# Data entries:

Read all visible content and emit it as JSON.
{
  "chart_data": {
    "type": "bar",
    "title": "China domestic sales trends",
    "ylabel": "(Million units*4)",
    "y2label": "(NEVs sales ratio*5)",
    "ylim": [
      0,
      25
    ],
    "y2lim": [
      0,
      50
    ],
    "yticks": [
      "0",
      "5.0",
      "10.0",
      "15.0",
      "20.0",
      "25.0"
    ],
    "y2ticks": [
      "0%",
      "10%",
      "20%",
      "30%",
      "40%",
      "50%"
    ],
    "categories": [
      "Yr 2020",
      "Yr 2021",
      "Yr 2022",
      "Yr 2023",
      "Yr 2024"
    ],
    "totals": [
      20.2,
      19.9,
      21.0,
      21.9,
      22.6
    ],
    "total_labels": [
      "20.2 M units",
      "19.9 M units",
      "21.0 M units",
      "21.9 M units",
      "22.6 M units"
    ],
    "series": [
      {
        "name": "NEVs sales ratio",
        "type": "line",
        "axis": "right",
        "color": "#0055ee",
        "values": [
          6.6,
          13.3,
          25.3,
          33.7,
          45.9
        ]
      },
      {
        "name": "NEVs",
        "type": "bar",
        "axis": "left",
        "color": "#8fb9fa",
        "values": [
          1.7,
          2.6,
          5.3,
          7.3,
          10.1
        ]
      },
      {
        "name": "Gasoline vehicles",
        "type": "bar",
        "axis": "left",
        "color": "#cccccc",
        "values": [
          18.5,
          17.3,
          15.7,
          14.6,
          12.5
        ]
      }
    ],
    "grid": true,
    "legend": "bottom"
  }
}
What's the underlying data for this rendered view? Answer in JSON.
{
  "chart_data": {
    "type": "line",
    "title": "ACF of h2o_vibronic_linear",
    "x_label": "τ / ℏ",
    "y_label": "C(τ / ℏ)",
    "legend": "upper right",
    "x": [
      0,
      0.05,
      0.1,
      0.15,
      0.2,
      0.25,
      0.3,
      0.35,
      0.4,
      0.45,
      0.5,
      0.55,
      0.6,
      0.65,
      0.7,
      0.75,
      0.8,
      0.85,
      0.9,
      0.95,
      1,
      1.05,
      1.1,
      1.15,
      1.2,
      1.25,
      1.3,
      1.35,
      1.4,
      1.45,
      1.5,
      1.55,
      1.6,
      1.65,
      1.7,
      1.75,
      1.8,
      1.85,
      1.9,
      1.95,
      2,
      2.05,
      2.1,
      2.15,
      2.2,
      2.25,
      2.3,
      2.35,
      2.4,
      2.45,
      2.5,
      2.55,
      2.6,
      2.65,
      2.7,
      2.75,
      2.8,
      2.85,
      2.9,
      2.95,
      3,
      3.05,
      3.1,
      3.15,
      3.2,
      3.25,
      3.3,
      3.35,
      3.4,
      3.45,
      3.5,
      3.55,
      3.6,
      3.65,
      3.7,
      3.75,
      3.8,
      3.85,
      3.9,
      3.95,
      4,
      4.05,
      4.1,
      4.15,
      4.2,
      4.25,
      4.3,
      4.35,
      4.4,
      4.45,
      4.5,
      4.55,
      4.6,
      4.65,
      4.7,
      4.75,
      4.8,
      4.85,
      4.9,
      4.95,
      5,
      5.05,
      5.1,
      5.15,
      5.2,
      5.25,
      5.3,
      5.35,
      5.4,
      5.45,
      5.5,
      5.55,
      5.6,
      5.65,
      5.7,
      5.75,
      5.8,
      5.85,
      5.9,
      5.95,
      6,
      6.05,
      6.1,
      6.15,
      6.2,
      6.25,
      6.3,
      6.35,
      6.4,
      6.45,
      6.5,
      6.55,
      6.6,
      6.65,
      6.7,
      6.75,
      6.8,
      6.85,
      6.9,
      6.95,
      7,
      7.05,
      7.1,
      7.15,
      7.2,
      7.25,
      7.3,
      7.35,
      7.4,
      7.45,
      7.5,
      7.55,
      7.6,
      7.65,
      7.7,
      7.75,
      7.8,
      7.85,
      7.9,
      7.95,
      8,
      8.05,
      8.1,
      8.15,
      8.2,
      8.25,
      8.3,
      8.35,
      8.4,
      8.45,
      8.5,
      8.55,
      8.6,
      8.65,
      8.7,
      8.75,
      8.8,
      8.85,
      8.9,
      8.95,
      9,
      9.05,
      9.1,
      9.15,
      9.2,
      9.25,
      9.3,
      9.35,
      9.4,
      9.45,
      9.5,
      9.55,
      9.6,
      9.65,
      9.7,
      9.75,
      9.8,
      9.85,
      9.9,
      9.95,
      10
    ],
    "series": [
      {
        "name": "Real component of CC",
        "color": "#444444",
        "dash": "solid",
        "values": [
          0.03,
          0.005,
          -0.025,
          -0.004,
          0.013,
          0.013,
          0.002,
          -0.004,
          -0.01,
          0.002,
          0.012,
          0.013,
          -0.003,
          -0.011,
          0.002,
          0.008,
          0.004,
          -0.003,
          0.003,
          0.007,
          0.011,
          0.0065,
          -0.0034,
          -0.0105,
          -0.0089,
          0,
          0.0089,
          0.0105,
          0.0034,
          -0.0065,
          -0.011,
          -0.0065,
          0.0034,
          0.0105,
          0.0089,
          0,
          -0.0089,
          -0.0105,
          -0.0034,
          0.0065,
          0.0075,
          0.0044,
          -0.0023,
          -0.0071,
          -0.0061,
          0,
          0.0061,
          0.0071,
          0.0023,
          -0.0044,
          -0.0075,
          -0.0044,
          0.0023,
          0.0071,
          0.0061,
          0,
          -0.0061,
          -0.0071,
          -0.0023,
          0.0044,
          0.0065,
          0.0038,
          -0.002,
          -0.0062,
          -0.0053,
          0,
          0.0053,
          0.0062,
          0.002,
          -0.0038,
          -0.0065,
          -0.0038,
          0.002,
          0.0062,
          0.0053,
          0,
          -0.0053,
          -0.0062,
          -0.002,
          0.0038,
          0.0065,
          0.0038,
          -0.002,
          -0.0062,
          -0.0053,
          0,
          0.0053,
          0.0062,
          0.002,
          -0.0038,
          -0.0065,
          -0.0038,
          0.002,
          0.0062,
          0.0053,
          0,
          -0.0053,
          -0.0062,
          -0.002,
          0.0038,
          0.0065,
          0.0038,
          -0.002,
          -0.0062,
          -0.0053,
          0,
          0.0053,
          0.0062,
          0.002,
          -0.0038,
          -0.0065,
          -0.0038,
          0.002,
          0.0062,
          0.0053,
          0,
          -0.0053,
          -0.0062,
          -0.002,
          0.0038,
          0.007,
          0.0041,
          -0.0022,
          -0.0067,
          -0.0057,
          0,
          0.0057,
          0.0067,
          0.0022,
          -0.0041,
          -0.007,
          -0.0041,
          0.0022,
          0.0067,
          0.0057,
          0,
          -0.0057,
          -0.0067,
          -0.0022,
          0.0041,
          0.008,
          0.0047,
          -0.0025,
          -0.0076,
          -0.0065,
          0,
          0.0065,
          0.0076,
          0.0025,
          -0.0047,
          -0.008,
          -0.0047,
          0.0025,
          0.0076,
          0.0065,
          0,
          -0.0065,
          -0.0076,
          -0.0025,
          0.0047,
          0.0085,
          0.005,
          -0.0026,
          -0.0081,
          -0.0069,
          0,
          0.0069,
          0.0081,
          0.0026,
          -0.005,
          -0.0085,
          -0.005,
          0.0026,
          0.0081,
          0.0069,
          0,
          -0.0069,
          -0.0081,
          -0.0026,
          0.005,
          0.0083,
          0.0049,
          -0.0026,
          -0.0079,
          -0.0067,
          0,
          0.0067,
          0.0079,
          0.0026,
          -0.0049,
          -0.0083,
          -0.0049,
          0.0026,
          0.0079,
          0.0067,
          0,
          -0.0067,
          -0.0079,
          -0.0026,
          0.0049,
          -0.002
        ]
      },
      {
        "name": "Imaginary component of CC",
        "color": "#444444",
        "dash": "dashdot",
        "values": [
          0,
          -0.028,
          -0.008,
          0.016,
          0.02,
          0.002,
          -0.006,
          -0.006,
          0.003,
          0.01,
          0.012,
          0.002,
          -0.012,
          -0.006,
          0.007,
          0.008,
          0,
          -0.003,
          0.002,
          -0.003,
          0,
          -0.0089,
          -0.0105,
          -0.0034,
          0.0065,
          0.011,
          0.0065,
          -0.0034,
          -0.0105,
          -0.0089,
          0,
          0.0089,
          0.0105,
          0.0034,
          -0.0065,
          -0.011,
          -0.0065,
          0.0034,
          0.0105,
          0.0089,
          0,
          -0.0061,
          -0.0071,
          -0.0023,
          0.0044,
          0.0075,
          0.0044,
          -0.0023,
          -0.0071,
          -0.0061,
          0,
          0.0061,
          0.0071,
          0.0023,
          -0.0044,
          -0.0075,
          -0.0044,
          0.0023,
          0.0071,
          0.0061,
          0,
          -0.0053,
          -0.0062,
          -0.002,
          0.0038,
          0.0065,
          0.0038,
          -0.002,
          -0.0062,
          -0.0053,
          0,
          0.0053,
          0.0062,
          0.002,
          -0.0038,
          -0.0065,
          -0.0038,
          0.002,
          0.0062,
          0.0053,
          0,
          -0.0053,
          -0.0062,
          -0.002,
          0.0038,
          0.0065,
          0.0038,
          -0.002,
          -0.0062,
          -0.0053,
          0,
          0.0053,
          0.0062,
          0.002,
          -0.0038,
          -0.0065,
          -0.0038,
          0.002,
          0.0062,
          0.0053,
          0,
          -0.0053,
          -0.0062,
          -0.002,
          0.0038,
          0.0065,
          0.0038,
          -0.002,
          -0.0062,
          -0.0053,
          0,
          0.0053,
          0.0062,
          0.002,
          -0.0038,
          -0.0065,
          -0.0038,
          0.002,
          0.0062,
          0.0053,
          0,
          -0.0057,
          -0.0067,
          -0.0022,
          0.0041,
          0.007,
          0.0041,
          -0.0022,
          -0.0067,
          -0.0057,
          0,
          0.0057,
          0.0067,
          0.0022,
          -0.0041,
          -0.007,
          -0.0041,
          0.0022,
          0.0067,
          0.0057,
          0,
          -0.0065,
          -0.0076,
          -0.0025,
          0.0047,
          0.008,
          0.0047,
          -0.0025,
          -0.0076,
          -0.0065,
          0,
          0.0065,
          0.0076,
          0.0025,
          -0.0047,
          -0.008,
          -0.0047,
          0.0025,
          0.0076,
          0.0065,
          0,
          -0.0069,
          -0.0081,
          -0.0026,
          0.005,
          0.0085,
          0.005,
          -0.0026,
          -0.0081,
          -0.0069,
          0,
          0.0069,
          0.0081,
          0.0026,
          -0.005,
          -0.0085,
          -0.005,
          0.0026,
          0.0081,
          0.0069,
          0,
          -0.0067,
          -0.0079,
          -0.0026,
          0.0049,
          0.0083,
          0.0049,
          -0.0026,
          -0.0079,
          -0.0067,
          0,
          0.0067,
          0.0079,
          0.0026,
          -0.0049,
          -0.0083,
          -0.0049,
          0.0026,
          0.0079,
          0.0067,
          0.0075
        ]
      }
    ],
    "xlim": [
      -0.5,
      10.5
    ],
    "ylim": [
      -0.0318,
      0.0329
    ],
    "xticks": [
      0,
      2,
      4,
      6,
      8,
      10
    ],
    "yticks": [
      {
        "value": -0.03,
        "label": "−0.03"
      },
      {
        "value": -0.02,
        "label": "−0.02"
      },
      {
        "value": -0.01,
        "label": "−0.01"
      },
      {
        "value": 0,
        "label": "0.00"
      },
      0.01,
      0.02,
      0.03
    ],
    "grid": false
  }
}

# Exercise task:
Identify the lines that contain the string "type", and copy every one of them.

# Full output:
    "type": "bar",
        "type": "line",
        "type": "bar",
        "type": "bar",
    "type": "line",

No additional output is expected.